(Element and coordinate records)
>> start
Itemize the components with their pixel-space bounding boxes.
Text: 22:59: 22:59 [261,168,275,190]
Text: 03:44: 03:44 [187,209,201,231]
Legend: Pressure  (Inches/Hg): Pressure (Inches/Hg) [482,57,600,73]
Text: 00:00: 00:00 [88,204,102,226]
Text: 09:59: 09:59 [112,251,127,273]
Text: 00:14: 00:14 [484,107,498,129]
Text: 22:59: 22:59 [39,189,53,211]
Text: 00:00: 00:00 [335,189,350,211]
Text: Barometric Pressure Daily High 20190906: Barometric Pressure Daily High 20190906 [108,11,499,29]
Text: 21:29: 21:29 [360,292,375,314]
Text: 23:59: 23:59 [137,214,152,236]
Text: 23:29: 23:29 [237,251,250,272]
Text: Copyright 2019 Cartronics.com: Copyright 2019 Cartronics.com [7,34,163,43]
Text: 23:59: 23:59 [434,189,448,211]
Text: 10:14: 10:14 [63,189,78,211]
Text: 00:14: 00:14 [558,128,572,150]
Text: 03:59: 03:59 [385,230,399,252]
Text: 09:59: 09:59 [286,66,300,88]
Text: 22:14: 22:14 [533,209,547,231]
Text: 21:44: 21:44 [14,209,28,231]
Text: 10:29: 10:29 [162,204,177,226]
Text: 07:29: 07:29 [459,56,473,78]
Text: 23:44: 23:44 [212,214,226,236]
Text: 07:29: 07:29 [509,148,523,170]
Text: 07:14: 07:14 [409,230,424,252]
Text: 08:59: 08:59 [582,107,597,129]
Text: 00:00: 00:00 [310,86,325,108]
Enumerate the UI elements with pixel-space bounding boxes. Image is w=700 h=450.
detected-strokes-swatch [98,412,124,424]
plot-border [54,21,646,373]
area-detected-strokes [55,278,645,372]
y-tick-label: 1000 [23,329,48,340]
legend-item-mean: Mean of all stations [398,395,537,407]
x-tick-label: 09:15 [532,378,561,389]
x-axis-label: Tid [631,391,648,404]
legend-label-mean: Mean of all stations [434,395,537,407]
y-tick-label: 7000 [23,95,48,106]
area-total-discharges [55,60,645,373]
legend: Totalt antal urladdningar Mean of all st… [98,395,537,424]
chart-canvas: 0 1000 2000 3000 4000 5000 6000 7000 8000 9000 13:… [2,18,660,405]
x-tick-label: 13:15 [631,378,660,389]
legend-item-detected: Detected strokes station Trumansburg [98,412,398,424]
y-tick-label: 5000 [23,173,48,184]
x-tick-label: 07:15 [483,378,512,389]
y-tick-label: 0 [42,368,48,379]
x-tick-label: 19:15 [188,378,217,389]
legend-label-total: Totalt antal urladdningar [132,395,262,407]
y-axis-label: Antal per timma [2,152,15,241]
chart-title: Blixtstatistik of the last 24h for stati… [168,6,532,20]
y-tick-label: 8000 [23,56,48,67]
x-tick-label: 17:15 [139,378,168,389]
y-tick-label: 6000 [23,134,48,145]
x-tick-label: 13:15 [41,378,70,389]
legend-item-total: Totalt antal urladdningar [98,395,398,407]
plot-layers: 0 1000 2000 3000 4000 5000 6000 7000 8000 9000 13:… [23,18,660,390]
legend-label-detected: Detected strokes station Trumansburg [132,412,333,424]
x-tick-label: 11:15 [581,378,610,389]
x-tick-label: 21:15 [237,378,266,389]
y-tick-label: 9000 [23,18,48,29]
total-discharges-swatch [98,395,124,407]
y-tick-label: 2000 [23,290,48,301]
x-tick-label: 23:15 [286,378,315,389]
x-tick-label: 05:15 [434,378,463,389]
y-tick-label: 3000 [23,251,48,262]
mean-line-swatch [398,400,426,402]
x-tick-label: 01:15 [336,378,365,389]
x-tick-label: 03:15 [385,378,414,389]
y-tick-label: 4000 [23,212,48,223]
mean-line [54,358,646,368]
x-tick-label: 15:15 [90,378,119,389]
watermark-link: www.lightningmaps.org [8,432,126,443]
>> end
• _To be done_
Tally the lines in the rows above that contain the string "axis". Give only the number.

• _Exercise response_
2